** BEGIN MATERIAL FOR THIS EXERCISE **

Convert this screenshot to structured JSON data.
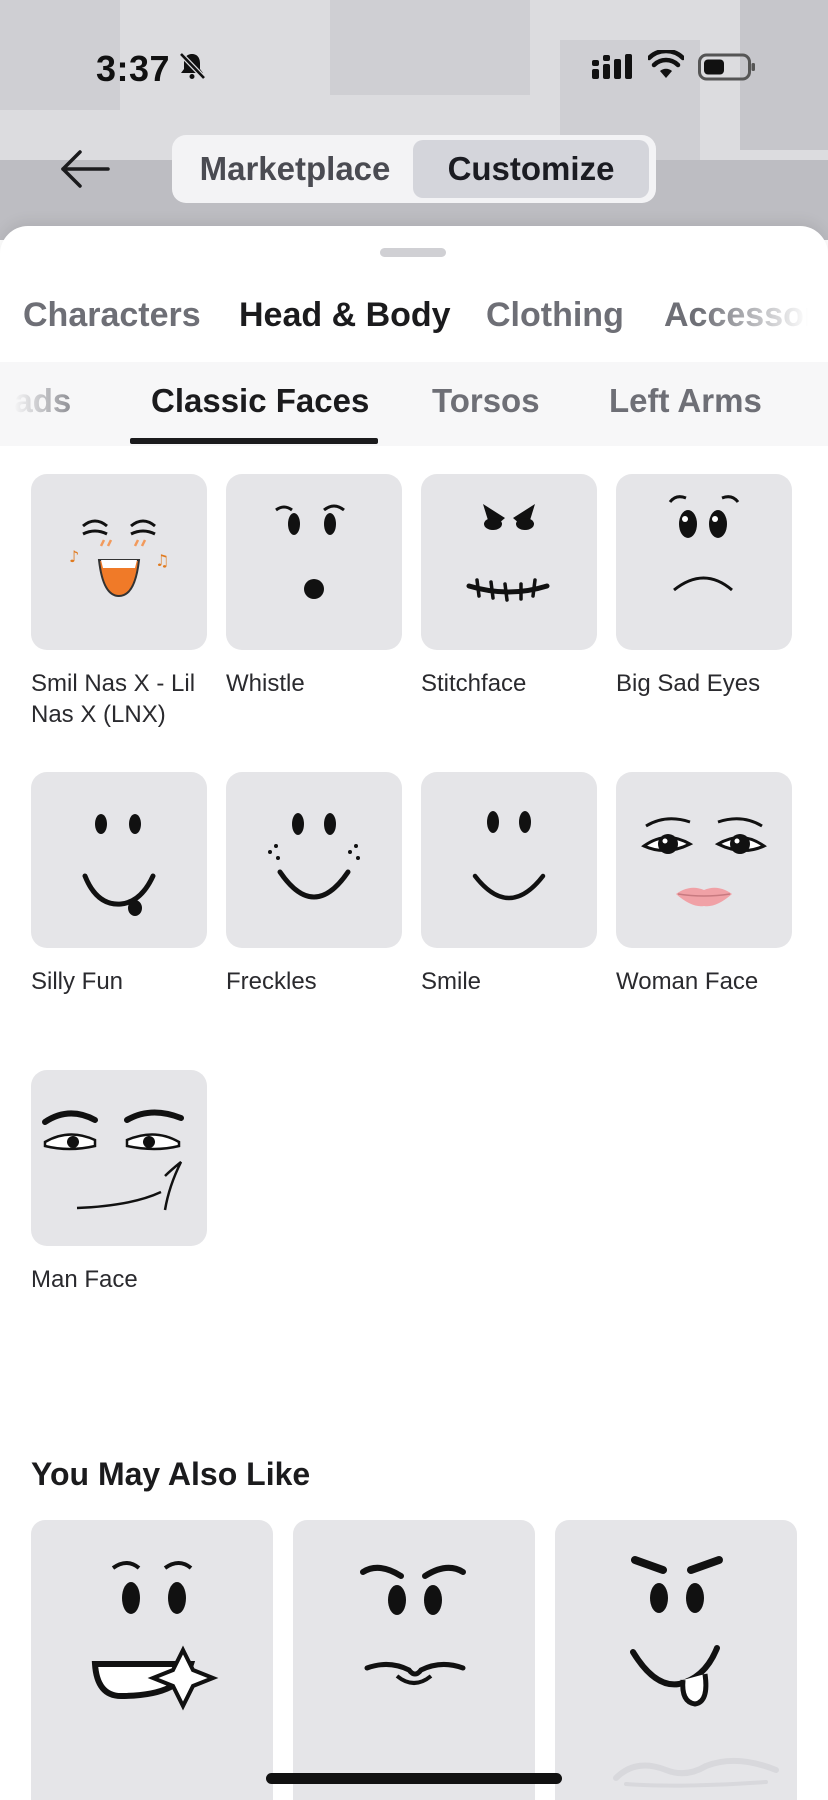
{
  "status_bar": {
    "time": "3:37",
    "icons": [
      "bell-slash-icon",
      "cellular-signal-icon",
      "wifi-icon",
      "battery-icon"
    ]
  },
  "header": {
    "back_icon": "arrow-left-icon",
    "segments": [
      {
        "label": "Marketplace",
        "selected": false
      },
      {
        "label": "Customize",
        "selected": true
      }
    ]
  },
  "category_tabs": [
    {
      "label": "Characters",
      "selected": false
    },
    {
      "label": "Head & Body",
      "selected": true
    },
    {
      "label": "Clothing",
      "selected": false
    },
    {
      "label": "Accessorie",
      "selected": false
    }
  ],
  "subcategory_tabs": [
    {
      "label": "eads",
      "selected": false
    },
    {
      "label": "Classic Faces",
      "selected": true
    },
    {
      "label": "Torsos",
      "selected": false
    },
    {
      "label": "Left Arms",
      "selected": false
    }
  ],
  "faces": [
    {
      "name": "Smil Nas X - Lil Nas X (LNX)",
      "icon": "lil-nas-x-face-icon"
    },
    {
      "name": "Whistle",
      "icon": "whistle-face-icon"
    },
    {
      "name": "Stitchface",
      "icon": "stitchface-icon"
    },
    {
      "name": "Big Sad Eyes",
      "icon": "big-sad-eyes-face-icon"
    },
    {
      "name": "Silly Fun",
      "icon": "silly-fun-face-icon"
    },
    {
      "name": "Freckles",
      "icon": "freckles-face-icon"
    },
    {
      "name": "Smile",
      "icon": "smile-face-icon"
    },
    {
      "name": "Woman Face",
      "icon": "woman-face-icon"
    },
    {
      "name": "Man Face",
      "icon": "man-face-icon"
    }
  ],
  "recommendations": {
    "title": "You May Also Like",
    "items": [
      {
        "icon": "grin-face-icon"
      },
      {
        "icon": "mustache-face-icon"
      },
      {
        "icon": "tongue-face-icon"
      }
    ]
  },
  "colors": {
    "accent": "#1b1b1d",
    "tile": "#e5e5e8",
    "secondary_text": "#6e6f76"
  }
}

** END MATERIAL FOR THIS EXERCISE **

> [TASK DESCRIPTION] Go through the preceding material and copy each line that has the word "label".

> [COMPLETE ANSWER]
        "label": "Marketplace",
        "label": "Customize",
      "label": "Characters",
      "label": "Head & Body",
      "label": "Clothing",
      "label": "Accessorie",
      "label": "eads",
      "label": "Classic Faces",
      "label": "Torsos",
      "label": "Left Arms",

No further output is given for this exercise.